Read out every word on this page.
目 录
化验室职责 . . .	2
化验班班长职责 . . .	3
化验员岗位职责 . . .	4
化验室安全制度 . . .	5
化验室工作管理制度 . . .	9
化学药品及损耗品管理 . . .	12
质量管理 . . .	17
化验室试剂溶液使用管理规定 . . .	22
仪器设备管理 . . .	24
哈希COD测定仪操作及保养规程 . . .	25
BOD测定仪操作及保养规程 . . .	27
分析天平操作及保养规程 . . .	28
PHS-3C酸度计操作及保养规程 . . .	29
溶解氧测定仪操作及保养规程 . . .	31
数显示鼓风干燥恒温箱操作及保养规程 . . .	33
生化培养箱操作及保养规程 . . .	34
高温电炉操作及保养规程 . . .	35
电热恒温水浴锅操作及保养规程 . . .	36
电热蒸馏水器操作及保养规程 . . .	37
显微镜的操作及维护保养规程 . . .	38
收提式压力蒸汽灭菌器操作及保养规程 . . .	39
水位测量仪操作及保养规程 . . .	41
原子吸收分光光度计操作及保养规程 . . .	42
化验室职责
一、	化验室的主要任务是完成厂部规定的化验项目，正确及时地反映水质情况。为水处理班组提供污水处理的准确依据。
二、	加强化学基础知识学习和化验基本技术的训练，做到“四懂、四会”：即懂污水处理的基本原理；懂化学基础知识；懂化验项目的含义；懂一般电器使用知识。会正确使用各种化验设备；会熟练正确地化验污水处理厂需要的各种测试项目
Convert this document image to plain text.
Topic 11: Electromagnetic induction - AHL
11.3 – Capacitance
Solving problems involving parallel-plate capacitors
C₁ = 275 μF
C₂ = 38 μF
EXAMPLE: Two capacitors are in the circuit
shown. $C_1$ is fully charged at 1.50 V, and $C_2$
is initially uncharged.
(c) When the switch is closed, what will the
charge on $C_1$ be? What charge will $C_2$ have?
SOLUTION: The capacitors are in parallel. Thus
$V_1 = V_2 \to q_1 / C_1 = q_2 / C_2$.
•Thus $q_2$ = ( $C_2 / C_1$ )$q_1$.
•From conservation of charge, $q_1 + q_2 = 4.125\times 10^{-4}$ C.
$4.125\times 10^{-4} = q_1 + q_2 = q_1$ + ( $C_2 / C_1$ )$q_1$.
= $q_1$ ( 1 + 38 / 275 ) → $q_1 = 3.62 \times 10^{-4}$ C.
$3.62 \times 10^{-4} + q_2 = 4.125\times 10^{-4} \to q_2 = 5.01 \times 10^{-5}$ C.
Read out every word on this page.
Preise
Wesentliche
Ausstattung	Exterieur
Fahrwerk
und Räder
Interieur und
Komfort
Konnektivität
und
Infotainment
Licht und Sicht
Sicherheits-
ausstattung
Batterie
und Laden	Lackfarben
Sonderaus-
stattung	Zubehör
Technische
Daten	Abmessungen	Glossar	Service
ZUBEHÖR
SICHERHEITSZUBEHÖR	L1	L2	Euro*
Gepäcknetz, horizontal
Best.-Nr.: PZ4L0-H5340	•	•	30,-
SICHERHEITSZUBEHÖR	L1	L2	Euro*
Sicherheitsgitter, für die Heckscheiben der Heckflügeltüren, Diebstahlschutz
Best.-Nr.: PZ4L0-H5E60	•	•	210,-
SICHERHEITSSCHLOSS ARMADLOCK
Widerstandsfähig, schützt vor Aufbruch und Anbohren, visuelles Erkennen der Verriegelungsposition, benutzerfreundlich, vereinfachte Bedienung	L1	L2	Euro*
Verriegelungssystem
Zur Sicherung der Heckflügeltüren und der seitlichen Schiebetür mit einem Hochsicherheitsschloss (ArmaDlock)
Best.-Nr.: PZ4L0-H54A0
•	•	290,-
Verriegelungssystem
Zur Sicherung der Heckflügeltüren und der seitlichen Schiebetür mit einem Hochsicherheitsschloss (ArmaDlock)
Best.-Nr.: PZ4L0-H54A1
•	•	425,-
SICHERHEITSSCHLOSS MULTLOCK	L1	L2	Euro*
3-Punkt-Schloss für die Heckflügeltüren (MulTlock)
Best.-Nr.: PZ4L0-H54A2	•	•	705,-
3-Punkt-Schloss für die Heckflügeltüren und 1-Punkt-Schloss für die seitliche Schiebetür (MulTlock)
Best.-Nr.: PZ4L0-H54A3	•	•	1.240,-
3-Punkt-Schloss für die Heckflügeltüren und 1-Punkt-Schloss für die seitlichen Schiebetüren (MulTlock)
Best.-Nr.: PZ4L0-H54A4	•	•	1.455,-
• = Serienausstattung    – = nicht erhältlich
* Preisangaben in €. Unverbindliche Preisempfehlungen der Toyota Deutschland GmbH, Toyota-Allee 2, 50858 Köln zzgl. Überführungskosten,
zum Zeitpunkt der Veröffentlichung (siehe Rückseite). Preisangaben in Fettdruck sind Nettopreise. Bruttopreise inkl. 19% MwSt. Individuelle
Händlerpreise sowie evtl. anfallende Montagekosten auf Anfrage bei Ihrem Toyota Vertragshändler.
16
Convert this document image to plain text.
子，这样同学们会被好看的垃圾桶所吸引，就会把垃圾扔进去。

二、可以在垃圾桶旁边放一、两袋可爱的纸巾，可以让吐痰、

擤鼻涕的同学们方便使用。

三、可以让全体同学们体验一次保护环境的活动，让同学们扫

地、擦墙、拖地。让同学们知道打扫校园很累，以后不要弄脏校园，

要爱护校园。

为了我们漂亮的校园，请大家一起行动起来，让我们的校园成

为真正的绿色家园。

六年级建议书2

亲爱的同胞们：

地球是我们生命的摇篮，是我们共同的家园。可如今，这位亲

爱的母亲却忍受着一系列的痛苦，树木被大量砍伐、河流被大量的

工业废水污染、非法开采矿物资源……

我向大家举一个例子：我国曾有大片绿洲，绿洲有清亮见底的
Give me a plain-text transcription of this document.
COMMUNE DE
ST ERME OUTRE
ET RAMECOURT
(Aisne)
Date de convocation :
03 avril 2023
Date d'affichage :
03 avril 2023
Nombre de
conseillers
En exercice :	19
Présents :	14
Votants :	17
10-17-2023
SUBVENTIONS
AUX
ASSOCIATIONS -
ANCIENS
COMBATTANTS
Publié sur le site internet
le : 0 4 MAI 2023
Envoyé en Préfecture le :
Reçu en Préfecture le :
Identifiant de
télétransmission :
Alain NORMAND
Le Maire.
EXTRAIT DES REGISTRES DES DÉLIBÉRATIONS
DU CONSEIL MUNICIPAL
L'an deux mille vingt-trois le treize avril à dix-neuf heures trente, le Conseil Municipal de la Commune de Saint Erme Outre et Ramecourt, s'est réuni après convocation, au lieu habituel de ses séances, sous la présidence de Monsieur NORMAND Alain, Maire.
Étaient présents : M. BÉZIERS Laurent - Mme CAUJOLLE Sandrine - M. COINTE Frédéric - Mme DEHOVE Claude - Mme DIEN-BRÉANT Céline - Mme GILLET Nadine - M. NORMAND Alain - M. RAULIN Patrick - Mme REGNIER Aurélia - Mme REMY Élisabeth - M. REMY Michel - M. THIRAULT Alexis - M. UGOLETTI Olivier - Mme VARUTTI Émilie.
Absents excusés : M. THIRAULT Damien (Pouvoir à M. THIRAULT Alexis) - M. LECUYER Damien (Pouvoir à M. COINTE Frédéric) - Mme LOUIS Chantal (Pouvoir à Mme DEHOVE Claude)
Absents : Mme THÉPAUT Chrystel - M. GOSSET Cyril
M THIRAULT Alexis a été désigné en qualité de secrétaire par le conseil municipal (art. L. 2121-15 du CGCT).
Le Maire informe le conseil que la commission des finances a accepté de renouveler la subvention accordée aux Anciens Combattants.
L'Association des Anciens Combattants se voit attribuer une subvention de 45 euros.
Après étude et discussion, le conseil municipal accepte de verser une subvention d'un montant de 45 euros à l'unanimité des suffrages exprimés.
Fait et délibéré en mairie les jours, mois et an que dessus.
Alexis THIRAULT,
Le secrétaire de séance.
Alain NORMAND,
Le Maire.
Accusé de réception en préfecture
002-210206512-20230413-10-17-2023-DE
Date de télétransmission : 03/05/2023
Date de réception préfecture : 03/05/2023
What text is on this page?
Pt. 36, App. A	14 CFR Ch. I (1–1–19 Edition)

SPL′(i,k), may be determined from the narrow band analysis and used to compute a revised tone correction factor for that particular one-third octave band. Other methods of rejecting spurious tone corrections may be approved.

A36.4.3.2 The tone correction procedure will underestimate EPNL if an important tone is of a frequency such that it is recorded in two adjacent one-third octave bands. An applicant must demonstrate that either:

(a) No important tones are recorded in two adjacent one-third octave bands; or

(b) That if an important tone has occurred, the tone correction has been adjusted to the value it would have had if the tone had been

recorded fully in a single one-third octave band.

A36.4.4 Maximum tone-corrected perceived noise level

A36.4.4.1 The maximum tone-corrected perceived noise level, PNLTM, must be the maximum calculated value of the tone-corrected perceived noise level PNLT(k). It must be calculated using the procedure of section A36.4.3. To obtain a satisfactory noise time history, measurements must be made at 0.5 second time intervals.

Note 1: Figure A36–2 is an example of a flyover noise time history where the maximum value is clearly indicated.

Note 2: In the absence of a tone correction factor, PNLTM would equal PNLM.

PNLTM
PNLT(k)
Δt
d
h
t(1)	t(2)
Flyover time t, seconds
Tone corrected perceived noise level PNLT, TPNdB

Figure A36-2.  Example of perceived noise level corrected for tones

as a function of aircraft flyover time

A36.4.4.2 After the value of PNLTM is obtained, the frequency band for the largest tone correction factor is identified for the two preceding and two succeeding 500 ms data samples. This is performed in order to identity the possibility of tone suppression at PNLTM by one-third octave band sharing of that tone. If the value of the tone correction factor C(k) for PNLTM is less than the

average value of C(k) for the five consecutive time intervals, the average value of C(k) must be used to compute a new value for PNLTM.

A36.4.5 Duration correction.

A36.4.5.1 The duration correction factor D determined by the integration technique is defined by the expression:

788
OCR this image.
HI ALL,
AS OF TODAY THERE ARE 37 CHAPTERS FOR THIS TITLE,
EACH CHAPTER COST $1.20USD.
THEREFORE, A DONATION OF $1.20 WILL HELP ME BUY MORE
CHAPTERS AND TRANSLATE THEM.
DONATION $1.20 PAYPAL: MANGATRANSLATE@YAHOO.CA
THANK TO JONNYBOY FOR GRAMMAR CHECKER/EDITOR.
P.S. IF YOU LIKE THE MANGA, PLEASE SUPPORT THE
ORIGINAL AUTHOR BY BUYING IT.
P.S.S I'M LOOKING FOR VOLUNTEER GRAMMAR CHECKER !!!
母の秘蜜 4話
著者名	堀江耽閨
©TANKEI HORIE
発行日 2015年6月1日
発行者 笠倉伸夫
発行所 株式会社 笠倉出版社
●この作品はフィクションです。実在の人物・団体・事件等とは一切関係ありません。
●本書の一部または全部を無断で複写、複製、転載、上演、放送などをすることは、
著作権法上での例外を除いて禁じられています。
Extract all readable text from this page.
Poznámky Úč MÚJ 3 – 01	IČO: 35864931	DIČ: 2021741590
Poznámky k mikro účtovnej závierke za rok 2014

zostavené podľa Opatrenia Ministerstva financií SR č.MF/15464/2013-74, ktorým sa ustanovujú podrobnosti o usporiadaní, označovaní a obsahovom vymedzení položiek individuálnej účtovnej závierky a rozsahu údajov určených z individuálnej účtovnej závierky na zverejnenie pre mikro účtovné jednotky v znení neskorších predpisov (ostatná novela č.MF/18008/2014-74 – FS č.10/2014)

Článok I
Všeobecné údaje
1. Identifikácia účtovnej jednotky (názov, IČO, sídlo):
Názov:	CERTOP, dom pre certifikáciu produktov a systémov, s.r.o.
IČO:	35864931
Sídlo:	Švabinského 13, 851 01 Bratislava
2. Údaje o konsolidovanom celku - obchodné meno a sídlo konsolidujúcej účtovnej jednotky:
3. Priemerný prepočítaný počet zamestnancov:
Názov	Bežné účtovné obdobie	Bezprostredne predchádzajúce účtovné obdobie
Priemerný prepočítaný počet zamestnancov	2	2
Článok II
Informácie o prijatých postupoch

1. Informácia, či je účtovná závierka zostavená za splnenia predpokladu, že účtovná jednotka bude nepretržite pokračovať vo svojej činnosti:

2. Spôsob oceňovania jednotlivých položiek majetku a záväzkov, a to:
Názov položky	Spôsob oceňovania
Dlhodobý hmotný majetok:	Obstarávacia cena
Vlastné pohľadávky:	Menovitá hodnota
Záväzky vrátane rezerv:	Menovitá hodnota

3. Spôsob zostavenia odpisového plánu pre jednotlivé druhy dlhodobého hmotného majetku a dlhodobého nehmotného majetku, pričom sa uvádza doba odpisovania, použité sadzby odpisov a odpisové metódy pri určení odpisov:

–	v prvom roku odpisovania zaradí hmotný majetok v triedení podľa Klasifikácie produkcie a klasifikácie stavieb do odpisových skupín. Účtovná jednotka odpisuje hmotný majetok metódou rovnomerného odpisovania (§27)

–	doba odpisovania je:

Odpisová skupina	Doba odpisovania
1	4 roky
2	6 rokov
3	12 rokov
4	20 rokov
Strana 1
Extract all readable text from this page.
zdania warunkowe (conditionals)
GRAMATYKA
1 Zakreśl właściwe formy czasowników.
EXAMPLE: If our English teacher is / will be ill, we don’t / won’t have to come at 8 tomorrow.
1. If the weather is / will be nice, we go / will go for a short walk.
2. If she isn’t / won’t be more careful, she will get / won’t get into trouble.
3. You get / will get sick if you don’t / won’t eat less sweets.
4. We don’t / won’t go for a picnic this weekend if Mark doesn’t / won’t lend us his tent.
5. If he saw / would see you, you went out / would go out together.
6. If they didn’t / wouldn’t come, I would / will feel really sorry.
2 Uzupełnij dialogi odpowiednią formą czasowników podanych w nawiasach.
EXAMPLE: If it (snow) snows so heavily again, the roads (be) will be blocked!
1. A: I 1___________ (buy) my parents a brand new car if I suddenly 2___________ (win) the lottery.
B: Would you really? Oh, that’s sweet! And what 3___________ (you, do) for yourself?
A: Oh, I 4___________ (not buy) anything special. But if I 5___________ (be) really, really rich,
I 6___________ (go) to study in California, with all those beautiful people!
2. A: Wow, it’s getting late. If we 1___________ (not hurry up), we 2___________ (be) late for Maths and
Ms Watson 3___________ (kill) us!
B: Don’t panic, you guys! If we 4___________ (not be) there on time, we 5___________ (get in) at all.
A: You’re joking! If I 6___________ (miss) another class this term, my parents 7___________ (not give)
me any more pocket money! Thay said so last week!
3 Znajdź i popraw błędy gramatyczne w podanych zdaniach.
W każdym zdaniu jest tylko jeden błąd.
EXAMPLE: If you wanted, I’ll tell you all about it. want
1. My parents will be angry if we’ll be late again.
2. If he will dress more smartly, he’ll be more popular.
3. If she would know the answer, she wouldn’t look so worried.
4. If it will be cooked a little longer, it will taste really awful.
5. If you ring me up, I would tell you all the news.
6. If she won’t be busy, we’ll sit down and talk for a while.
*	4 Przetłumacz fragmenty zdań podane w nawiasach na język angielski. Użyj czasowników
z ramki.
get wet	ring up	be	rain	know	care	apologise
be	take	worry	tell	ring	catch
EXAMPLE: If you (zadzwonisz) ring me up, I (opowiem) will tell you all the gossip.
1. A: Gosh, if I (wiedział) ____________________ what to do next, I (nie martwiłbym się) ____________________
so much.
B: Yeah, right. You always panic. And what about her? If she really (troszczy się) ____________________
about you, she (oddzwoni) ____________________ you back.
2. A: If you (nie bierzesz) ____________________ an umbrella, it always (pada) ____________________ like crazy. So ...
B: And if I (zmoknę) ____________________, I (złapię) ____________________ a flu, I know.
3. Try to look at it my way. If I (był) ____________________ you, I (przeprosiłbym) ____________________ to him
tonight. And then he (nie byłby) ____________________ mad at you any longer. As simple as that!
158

### Required work
Gather each line from the entries above that includes the word "level".

### Output of the exercise
A36.4.4 Maximum tone-corrected perceived noise level
A36.4.4.1 The maximum tone-corrected perceived noise level, PNLTM, must be the maximum calculated value of the tone-corrected perceived noise level PNLT(k). It must be calculated using the procedure of section A36.4.3. To obtain a satisfactory noise time history, measurements must be made at 0.5 second time intervals.
Tone corrected perceived noise level PNLT, TPNdB
Figure A36-2.  Example of perceived noise level corrected for tones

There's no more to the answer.